-- WHAT IS NEEDED --
Locate and copy all lines bearing the word "Ecosystem".
— BEGIN DATA EXTRACT —
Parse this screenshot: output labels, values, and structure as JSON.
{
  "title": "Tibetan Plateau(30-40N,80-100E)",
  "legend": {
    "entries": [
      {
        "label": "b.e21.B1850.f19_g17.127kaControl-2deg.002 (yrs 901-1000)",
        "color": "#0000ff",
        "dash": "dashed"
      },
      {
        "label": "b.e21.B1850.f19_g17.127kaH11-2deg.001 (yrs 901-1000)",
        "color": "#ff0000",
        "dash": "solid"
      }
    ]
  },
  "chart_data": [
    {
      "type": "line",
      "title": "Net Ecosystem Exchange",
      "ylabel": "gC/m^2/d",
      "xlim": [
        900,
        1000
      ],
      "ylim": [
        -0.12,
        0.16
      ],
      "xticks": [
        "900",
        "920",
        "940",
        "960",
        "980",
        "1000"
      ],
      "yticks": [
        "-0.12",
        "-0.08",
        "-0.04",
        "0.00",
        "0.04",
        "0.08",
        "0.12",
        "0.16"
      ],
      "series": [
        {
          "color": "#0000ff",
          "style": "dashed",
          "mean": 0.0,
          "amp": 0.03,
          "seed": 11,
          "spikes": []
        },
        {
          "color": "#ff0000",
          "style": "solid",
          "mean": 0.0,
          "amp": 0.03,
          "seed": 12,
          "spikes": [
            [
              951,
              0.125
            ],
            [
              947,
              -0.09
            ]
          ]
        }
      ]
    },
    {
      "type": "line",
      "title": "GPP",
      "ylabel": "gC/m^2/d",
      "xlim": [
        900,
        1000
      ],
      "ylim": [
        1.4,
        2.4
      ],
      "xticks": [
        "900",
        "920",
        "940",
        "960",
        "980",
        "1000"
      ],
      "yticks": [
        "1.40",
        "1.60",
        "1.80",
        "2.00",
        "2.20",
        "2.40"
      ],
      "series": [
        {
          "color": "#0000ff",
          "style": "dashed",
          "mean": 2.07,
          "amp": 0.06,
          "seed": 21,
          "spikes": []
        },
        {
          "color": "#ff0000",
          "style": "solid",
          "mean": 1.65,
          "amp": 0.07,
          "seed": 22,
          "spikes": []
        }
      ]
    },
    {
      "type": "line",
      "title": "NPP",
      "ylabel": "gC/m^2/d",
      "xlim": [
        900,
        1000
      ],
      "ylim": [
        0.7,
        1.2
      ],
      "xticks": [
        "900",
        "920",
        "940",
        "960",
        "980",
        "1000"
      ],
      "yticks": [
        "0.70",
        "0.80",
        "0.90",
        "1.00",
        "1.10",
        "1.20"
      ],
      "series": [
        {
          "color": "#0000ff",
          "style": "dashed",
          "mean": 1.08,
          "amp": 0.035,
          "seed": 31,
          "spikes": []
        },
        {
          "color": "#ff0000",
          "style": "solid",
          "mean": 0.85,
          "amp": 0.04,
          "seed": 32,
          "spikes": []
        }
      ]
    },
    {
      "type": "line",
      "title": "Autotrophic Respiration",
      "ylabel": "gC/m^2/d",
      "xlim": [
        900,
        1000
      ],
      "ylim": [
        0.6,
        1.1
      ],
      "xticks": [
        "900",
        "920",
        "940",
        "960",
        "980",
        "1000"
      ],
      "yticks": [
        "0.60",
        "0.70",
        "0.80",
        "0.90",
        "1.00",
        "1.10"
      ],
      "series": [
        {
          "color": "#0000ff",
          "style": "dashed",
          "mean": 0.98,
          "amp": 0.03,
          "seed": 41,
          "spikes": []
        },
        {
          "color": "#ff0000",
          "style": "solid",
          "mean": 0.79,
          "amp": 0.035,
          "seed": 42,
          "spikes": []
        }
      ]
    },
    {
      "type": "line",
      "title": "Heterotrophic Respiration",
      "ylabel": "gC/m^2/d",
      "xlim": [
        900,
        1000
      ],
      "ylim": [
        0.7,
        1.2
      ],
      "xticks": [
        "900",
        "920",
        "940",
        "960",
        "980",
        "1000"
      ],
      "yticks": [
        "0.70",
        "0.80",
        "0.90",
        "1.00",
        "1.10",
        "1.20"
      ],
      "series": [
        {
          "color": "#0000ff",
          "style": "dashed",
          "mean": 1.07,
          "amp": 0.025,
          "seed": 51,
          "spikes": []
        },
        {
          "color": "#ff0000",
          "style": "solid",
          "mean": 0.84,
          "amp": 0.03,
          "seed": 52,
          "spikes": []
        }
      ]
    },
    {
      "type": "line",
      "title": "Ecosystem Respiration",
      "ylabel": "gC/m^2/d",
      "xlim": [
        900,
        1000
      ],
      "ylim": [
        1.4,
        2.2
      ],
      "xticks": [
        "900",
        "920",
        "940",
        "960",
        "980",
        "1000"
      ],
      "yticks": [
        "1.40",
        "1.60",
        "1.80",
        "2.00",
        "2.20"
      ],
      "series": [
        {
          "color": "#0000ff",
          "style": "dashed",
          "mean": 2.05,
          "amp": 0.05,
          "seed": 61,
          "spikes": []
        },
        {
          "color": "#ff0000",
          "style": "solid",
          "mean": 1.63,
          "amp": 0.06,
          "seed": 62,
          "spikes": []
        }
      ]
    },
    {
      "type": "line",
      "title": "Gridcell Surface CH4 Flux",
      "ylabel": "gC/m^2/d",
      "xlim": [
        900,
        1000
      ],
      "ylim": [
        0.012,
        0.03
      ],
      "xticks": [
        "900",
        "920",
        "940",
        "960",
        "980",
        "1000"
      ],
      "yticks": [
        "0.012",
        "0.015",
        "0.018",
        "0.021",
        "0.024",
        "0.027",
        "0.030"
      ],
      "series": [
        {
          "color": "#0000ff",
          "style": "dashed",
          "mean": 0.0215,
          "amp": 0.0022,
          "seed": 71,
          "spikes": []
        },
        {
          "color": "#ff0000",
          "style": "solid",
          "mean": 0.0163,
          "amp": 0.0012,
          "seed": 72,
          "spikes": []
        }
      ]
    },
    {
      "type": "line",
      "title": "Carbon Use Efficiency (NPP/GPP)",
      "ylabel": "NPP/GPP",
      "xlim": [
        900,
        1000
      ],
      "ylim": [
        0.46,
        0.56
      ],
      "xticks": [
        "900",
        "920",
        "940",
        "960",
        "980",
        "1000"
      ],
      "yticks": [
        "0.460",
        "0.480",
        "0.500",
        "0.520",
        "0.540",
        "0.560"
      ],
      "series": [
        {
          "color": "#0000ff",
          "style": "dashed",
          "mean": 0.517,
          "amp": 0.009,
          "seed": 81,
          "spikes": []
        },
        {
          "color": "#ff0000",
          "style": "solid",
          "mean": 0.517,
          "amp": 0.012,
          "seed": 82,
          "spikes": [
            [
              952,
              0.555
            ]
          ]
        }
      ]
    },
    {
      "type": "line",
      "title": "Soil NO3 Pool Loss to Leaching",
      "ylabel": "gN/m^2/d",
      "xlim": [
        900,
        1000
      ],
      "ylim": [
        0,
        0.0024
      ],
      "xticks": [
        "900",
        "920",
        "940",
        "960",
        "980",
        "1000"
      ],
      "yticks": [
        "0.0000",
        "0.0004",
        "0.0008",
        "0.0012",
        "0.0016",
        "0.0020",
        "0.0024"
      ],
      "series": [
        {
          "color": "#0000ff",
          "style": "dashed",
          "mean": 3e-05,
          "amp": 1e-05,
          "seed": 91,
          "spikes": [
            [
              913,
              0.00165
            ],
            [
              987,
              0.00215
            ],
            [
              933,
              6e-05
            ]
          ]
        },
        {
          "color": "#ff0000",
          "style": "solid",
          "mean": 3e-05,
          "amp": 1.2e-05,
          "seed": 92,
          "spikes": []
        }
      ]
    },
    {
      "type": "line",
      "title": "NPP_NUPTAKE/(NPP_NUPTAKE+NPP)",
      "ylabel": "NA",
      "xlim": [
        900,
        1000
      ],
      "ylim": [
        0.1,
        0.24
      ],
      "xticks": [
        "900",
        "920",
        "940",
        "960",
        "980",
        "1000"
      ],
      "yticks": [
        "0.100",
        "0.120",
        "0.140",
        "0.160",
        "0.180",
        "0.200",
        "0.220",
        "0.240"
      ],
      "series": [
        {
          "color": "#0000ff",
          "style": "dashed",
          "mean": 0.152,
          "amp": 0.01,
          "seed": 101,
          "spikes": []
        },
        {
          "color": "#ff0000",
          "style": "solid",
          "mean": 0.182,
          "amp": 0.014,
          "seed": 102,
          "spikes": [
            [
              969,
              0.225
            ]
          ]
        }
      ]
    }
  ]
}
— END DATA EXTRACT —
-- THE ANSWER --
      "title": "Net Ecosystem Exchange",
      "title": "Ecosystem Respiration",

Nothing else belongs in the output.